## AUFGABEN:
[1] Nennen Sie alle Zahlenangaben mit Maßeinheit aus dem Abschnitt „Massiver Gasfund vor Ägypten“ im Text über Eni und den Gasfund vor Ägypten.
[2] Setzen Sie den Text über Eni und den Gasfund vor Ägypten nach seinem letzten Satz mit einigen Sätzen fort.

Während geopolitische Entspannungssignale die internationalen Ölpreise belasten, sorgt ein massiver Gasfund vor der ägyptischen Küste bei Eni für neue Impulse. Analysten reagieren prompt und trauen dem italienischen Energiekonzern trotz des volatilen Marktumfelds eine deutlich höhere Bewertung zu.
Geopolitischer Druck auf Ölpreise
Die Nachricht über einen Waffenstillstand zwischen den USA und dem Iran sowie die Normalisierung der Lage in der Straße von Hormus ließen die Brent-Preise zuletzt deutlich sinken. Diese Entwicklung belastete am Mittwoch den gesamten europäischen Energiesektor und führte zunächst zu Gewinnmitnahmen bei Titeln wie Eni, da Sorgen vor regionalen Versorgungsengpässen nachließen.
Massiver Gasfund vor Ägypten
Abseits der Weltpolitik meldete das Unternehmen einen bedeutenden Erfolg im Temsah-Konzessionsgebiet vor Ägypten. Die Bohrung Denise W-1 stieß auf geschätzte zwei Billionen Kubikfuß Gas und 130.000 Barrel Kondensat. Da der Fund weniger als zehn Kilometer von bestehenden Anlagen entfernt liegt, ist eine schnelle Einbindung in die Produktion wahrscheinlich. Eni hält 50 Prozent an dem Projekt, die andere Hälfte liegt beim Partner BP.

## ZU UNTERSUCHENDE DATEN:
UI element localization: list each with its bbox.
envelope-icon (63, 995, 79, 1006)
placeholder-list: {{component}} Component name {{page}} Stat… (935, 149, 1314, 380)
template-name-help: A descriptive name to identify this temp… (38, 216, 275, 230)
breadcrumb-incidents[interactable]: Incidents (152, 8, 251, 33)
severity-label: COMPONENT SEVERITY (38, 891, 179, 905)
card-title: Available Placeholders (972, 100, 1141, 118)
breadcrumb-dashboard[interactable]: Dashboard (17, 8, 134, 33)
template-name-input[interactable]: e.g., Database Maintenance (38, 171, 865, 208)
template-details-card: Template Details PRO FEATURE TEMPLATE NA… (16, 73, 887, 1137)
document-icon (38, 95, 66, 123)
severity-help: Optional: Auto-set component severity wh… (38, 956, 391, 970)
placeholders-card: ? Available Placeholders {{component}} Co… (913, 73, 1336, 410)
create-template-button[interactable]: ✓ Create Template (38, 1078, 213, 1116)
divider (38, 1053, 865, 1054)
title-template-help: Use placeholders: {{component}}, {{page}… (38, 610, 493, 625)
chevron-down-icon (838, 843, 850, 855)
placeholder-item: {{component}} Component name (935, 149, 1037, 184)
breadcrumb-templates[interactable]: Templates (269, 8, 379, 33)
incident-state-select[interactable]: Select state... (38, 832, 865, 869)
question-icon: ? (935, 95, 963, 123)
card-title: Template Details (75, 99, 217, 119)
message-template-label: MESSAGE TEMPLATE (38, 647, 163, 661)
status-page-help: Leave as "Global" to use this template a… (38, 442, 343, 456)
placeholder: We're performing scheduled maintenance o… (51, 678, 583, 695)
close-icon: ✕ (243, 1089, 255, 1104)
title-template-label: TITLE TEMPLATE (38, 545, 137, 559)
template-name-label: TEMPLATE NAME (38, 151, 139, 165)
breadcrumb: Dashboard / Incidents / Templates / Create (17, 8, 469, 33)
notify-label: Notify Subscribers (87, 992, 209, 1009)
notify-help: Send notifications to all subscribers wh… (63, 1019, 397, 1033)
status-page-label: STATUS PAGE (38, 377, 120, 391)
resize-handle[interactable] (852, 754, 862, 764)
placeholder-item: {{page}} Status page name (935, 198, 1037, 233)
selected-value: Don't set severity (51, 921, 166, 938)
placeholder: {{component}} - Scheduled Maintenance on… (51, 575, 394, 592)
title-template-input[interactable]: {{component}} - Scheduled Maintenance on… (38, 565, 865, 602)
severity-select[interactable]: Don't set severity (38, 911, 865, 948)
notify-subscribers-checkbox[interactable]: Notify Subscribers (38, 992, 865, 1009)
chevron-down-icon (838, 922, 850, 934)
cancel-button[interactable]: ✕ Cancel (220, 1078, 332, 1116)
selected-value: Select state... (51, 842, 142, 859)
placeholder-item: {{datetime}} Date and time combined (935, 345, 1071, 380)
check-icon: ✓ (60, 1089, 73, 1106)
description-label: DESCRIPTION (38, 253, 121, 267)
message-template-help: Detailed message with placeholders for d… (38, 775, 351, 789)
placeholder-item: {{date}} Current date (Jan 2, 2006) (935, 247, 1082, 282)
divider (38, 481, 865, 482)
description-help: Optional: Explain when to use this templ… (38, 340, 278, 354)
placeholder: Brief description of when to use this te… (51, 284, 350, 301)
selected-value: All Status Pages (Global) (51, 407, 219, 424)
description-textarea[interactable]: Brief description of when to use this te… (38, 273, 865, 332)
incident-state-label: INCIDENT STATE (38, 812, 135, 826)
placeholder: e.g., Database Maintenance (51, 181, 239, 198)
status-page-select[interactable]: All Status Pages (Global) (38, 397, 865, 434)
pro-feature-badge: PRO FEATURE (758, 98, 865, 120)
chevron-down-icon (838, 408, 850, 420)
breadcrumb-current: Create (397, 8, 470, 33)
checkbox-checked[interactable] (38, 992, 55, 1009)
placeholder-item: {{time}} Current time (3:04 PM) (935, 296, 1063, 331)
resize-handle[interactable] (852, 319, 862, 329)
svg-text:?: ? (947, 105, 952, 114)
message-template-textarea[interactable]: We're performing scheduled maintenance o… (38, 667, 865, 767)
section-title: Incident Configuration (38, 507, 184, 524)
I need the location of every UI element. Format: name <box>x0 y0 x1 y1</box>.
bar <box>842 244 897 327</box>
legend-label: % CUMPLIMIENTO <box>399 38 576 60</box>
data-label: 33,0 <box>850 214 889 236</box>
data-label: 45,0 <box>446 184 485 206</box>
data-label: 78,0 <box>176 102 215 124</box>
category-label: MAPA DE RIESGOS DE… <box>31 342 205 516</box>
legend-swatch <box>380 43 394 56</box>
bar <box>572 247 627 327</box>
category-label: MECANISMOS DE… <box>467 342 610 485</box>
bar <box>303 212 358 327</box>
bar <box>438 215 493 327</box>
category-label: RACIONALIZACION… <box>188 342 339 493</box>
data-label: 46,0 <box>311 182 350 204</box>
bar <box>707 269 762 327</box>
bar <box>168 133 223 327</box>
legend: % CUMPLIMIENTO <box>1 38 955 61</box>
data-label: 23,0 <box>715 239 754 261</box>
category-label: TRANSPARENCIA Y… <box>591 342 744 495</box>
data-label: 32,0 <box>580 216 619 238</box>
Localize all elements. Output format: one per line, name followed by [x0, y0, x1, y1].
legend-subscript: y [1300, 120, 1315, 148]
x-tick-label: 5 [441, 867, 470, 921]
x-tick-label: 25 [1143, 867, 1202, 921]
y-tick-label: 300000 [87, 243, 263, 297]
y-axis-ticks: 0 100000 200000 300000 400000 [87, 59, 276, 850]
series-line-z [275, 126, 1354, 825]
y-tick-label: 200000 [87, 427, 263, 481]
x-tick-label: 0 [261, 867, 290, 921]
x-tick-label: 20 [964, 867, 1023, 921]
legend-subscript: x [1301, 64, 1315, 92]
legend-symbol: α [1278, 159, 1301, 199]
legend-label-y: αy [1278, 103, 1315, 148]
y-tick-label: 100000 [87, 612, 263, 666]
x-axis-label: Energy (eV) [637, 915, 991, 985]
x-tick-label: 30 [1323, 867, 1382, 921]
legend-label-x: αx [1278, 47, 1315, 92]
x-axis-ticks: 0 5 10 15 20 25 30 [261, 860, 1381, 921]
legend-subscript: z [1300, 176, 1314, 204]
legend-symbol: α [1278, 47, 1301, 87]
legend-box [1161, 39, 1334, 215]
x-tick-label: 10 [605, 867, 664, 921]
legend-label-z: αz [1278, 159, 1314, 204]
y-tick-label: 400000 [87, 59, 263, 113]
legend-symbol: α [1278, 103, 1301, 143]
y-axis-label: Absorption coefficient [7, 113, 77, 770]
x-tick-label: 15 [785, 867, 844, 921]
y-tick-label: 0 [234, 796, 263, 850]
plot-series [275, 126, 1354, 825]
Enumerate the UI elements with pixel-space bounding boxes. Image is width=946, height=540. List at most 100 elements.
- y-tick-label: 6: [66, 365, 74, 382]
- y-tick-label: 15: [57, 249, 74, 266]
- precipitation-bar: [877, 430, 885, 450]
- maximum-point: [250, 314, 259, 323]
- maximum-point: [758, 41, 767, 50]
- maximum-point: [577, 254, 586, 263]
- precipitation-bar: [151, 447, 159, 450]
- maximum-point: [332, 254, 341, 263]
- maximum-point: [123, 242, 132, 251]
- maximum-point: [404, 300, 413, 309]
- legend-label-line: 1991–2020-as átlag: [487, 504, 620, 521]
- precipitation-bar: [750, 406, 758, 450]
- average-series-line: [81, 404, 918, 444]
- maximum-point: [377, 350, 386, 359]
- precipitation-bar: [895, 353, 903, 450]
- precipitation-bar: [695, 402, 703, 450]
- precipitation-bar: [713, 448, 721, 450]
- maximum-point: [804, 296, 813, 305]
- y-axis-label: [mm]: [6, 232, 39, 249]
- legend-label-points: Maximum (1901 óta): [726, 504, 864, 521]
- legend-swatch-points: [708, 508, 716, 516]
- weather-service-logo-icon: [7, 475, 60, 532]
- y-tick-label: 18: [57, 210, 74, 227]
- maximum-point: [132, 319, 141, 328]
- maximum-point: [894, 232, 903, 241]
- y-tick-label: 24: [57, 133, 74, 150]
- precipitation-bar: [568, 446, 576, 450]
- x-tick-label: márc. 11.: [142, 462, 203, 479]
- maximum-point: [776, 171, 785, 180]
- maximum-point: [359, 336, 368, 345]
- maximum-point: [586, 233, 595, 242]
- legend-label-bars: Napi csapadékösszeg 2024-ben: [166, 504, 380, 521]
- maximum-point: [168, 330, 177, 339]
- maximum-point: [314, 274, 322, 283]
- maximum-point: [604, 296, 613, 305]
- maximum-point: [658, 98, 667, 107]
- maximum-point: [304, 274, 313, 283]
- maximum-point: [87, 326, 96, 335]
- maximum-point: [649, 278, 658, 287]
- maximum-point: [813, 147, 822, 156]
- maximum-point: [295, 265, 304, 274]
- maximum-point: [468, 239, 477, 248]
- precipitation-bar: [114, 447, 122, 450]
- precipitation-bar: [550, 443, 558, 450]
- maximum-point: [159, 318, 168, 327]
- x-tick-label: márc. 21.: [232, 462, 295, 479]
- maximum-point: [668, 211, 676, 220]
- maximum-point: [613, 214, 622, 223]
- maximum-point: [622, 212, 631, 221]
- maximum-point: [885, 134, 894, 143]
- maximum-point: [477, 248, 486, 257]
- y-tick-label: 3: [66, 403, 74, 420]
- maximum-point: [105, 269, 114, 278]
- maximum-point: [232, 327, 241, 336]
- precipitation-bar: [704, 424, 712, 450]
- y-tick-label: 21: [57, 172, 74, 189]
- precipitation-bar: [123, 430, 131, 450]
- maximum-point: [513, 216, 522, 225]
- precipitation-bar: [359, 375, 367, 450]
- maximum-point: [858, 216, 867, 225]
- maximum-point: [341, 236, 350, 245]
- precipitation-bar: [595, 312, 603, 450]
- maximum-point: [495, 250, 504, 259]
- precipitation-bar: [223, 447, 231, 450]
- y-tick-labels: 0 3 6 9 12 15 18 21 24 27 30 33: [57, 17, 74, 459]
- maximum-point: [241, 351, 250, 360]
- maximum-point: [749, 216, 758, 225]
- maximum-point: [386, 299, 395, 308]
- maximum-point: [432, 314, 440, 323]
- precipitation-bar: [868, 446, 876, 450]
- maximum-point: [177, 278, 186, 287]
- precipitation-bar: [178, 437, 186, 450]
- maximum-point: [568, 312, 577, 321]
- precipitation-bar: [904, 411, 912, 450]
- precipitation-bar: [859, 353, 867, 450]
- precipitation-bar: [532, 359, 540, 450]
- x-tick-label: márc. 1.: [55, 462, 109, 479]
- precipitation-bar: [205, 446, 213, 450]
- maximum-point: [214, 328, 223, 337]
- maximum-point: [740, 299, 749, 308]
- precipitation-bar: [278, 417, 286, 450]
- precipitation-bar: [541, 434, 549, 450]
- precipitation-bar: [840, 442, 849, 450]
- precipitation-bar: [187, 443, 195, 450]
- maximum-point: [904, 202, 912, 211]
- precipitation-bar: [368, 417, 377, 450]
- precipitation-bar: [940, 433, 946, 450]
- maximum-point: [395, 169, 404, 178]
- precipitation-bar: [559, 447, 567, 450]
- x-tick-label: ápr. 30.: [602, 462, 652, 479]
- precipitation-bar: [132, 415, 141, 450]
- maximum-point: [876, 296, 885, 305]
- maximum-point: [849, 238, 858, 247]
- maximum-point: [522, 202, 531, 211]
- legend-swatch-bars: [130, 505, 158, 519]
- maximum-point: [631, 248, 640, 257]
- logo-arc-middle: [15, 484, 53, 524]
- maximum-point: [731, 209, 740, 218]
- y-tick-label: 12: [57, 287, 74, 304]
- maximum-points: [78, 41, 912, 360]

## ANTWORTEN NACH NUMMER:
[1]
- zwei Billionen Kubikfuß Gas
- 130.000 Barrel Kondensat
- weniger als zehn Kilometer
- 50 Prozent

[2]
Analysten heben den Daumen
Die Experten von RBC Capital Markets reagierten heute auf die strategischen Fortschritte und erhöhten ihr Kursziel für die Aktie von 24 auf 28 Euro. Die Analysten loben insbesondere die sogenannte Satelliten-Strategie. Hierbei treibt Eni Geschäftsbereiche wie erneuerbare Energien und Biokraftstoffe als eigenständige Wachstumsmodelle voran, was langfristig den Unternehmenswert steigern soll.
Die Aktie reagierte heute positiv auf die Nachrichtenlage und legte um 5,10 Prozent auf 24,20 Euro zu. Damit notiert das Papier nur noch knapp unter seinem 52-Wochen-Hoch von 24,89 Euro. Die schnelle Erholung verdeutlicht, dass die fundamentalen Entdeckungen und die neue Kursziel-Vorgabe die Sorgen um sinkende Ölpreise derzeit überwiegen.